Set exercise: Pull out every line from the listing that has the word "JSON".

(Chart and figure data)
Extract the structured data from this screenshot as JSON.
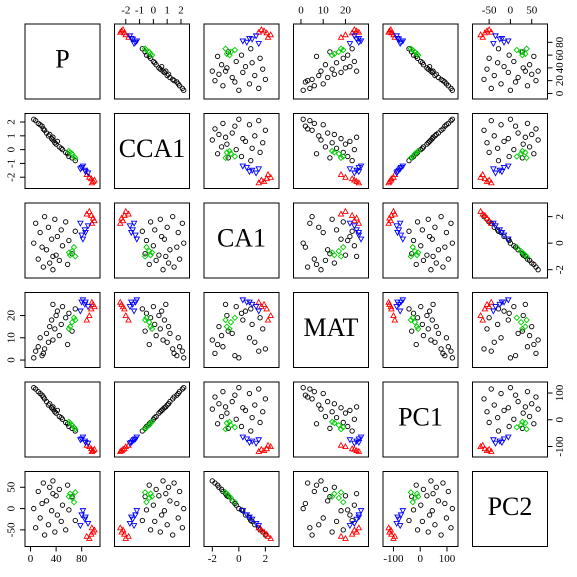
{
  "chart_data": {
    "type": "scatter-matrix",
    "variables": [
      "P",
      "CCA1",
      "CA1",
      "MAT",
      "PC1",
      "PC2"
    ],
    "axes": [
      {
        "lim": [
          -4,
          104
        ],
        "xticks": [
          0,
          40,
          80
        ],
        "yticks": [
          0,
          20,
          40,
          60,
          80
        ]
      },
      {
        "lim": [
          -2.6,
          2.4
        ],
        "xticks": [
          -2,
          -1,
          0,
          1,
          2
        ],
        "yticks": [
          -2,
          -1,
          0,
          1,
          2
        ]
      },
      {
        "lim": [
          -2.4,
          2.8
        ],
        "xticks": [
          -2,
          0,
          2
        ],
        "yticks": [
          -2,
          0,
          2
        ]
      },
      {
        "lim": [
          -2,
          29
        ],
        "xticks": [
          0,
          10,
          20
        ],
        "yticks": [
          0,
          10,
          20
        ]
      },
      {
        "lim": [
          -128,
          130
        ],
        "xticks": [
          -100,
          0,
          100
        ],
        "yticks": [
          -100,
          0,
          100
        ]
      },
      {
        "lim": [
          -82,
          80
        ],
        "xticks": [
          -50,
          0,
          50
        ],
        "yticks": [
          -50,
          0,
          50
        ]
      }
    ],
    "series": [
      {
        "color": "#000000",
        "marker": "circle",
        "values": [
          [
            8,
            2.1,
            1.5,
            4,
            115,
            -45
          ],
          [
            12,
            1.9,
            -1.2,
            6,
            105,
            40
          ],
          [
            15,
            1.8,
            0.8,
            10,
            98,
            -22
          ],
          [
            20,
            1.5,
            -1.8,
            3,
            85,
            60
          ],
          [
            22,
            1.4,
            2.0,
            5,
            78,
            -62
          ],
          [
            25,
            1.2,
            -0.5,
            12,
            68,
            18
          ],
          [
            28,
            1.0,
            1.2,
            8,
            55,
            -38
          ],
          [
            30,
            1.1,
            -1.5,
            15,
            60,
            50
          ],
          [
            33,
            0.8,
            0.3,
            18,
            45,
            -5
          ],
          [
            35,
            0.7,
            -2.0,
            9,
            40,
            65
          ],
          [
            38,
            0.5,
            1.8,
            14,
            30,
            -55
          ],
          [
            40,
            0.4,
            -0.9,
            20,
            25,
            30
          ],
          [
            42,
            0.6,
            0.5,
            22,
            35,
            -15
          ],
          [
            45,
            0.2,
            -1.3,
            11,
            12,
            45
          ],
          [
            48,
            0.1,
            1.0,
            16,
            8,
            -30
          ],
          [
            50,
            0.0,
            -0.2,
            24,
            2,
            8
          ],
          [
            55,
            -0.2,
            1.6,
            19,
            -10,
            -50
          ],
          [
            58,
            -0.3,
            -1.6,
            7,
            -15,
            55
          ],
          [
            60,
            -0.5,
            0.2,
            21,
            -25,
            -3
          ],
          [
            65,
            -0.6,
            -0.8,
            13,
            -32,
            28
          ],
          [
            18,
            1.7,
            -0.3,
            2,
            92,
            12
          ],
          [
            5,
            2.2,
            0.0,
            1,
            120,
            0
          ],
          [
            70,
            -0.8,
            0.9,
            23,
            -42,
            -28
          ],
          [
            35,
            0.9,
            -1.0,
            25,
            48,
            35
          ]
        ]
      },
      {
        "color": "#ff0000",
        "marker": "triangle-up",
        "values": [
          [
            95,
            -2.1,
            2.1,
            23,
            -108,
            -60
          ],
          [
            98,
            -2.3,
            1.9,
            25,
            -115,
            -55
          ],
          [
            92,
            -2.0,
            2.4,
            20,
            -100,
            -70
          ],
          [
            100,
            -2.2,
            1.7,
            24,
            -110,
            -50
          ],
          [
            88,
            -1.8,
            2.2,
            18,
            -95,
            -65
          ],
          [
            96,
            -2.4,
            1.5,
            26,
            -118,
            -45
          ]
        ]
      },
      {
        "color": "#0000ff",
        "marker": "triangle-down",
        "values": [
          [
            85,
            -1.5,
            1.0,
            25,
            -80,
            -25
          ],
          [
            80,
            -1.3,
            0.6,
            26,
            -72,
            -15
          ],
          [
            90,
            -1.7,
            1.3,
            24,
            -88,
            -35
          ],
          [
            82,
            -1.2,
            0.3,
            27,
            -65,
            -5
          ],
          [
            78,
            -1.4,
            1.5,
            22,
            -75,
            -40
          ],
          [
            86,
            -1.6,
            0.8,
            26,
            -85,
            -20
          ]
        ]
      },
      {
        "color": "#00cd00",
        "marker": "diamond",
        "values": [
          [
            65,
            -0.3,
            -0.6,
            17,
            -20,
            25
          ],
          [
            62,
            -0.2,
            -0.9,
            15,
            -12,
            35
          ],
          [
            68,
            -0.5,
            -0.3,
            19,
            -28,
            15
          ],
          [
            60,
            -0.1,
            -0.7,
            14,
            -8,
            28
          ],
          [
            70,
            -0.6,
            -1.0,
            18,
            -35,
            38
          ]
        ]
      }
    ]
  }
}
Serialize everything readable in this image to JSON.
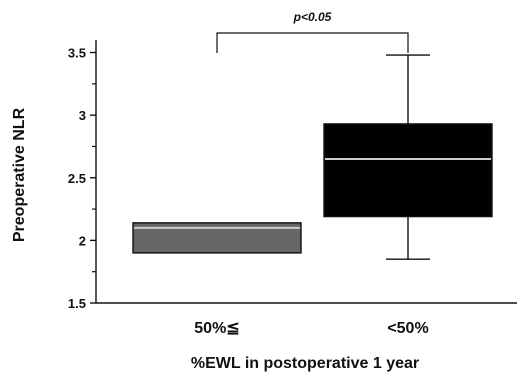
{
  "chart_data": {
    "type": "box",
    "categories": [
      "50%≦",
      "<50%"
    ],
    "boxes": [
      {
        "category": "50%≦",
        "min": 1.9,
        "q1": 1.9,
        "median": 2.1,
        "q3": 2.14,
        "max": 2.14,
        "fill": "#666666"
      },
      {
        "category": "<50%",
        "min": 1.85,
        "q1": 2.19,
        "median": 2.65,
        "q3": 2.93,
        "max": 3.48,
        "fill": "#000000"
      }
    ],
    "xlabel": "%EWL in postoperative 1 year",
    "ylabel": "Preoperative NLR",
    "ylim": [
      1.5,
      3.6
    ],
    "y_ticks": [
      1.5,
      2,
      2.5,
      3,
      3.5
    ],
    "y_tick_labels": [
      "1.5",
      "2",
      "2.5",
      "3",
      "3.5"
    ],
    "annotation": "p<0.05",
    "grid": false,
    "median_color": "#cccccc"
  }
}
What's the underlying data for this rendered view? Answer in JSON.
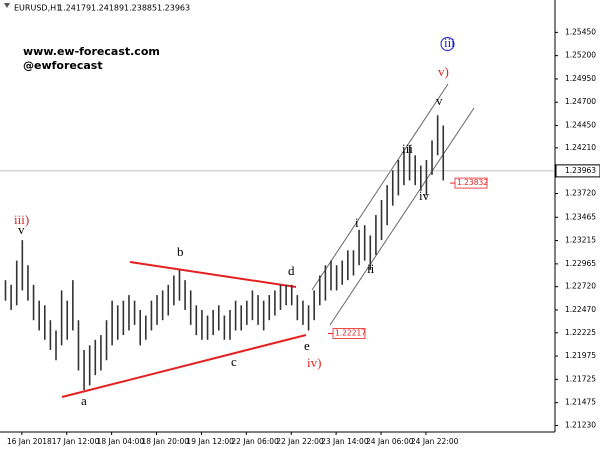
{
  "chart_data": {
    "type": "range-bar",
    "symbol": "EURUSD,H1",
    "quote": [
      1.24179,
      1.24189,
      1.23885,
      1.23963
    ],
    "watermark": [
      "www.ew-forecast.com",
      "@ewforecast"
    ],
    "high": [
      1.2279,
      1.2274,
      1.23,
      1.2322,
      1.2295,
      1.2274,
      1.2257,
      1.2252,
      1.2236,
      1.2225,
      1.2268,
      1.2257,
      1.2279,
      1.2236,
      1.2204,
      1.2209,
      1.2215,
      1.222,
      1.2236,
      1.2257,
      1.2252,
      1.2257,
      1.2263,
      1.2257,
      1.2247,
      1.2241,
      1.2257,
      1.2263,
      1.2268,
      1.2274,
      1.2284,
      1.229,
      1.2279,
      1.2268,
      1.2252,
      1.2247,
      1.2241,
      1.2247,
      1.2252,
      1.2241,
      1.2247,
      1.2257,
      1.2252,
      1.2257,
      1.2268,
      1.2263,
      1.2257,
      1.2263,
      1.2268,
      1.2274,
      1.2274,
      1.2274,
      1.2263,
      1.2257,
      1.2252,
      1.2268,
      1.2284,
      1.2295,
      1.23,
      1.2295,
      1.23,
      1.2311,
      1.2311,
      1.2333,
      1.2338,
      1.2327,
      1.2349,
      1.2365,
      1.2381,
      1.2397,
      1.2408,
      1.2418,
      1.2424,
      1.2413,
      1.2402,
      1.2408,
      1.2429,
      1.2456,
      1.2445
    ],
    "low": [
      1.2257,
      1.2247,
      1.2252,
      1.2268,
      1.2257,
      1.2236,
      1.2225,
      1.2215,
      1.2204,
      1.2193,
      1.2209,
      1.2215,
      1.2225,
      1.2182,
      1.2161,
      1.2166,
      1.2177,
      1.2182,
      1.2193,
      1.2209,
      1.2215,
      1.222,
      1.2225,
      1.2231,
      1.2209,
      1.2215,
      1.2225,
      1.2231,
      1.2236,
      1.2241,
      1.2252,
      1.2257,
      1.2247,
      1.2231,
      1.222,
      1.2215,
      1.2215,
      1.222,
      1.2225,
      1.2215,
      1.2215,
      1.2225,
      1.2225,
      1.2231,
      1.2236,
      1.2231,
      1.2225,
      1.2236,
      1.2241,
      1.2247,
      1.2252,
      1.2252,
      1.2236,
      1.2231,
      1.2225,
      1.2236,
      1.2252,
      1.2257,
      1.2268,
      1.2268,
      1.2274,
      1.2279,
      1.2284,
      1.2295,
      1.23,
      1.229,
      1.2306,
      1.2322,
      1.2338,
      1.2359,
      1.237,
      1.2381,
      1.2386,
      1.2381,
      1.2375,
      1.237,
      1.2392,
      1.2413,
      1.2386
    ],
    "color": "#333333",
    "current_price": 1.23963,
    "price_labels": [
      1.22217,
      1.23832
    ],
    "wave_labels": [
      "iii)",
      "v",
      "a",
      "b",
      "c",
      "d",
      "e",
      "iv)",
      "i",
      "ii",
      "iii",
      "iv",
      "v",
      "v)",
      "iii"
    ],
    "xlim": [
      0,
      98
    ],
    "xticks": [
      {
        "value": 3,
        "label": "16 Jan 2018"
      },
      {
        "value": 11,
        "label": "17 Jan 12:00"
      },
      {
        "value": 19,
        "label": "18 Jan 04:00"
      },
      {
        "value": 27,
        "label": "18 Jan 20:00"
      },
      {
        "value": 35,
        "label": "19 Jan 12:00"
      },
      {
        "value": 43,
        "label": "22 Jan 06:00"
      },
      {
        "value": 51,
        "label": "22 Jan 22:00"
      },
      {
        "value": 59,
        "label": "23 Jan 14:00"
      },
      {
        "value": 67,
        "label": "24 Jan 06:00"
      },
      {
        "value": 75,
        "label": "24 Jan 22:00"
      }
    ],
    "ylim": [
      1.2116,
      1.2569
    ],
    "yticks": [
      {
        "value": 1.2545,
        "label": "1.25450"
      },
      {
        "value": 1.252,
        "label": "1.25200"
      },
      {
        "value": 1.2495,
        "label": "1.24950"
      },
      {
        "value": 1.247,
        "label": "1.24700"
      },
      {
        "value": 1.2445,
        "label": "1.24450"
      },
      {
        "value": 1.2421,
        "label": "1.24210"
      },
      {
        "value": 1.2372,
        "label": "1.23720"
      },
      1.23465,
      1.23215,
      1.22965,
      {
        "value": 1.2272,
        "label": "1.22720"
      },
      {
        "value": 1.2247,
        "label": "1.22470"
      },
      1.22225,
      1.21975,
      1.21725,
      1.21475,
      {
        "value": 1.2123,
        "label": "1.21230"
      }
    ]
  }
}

Solution to this problem:
Extract the structured data from this screenshot as JSON.
Serialize everything readable in this image to JSON.
What's the underlying data for this rendered view? Answer in JSON.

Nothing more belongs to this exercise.